**PROBLEM DESCRIPTION**
Below is a block of records. Copy every line in it that contains the word "tugas".

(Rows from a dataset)
• • • • •

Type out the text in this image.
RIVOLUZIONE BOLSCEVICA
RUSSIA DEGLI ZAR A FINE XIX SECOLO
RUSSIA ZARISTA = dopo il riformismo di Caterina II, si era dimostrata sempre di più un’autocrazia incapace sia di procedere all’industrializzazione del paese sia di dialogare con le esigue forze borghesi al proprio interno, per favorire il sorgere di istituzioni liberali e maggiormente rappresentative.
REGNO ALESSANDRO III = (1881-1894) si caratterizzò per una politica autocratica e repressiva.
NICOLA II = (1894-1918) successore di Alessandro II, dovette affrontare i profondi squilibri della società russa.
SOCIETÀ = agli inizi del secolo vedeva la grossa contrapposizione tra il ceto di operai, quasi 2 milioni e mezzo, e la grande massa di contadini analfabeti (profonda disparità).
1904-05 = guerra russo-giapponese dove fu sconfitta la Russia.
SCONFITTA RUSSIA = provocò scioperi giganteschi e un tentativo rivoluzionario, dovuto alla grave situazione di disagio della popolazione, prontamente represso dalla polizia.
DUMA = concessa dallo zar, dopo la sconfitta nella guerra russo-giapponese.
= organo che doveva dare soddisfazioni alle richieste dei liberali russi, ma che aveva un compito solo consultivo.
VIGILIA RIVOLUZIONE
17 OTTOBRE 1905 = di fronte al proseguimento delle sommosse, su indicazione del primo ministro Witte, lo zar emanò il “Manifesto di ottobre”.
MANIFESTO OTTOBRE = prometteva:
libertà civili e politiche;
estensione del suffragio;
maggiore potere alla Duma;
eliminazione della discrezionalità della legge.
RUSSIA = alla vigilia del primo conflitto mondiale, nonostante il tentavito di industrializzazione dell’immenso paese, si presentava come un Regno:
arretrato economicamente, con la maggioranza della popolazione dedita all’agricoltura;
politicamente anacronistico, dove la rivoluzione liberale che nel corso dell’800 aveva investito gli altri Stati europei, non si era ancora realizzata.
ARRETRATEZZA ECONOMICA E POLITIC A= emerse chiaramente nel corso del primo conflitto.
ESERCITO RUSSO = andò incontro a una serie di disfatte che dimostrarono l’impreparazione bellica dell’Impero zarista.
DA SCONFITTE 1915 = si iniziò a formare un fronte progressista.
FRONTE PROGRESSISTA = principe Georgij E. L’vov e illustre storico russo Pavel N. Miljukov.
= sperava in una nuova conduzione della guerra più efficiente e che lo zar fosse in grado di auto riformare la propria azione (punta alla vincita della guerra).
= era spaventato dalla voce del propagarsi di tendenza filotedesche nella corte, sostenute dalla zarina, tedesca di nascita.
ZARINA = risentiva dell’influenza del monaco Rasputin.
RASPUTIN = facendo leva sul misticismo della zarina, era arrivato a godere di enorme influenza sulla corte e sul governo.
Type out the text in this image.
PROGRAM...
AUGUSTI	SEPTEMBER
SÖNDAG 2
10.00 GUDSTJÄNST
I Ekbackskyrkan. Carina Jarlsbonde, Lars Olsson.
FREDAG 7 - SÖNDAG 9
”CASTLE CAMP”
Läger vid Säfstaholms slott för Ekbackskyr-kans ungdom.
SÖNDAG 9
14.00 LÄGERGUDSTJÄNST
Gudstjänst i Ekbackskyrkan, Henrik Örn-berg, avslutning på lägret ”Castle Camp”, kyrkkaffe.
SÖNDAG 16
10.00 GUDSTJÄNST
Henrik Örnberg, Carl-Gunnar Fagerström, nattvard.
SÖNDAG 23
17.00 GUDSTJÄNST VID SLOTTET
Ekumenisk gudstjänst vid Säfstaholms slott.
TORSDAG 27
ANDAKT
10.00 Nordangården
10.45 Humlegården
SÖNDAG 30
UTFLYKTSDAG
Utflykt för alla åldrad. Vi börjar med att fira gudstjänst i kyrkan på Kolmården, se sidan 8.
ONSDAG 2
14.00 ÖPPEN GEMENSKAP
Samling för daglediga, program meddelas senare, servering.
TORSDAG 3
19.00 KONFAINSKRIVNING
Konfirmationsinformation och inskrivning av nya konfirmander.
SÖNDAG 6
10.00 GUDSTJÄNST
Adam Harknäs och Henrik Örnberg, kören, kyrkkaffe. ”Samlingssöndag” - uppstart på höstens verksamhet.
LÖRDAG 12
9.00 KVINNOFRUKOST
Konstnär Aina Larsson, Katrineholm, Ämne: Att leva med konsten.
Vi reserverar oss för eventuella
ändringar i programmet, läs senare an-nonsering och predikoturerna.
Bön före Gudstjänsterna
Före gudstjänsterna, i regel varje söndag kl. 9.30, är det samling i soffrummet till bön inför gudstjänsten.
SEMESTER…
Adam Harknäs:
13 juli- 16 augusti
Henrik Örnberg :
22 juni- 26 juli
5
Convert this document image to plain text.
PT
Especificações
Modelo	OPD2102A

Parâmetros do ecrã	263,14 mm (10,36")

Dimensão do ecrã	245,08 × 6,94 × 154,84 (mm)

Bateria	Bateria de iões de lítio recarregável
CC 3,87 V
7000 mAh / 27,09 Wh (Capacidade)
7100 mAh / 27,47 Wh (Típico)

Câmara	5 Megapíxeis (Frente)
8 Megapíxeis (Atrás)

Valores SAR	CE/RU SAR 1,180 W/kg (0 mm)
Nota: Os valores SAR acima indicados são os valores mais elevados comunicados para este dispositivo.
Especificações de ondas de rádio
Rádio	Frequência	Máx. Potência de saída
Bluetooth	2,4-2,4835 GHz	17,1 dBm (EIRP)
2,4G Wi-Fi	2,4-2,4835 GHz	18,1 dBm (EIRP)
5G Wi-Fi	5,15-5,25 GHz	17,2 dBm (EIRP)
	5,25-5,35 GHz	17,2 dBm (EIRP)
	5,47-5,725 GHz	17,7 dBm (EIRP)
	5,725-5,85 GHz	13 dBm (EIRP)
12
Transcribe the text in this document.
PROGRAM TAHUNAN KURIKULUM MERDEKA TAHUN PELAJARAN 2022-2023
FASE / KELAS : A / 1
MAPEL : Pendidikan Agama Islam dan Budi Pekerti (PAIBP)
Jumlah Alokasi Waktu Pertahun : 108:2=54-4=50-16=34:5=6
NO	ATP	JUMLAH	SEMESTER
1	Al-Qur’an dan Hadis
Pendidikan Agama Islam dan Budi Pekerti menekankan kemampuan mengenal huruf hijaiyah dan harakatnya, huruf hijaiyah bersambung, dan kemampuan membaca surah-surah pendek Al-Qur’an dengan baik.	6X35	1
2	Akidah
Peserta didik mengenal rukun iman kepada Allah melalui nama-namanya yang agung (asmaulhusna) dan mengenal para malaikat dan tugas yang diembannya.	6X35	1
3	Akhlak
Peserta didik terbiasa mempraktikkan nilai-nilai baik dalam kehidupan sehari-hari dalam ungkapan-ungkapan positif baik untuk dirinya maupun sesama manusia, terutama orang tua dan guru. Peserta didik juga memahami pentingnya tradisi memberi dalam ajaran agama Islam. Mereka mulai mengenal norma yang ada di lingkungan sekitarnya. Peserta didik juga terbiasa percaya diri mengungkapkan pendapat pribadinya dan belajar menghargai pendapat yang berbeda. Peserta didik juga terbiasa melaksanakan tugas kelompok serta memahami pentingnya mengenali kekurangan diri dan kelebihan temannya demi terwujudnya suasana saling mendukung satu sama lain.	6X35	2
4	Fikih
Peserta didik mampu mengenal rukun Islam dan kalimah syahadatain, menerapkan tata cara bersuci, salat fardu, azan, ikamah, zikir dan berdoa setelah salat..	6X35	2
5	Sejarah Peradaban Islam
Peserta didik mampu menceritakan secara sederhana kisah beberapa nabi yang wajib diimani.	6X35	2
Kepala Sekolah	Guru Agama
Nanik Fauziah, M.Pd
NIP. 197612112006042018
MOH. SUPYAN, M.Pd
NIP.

• • • • •

**TASK SOLUTION**
Peserta didik mengenal rukun iman kepada Allah melalui nama-namanya yang agung (asmaulhusna) dan mengenal para malaikat dan tugas yang diembannya.	6X35	1
Peserta didik terbiasa mempraktikkan nilai-nilai baik dalam kehidupan sehari-hari dalam ungkapan-ungkapan positif baik untuk dirinya maupun sesama manusia, terutama orang tua dan guru. Peserta didik juga memahami pentingnya tradisi memberi dalam ajaran agama Islam. Mereka mulai mengenal norma yang ada di lingkungan sekitarnya. Peserta didik juga terbiasa percaya diri mengungkapkan pendapat pribadinya dan belajar menghargai pendapat yang berbeda. Peserta didik juga terbiasa melaksanakan tugas kelompok serta memahami pentingnya mengenali kekurangan diri dan kelebihan temannya demi terwujudnya suasana saling mendukung satu sama lain.	6X35	2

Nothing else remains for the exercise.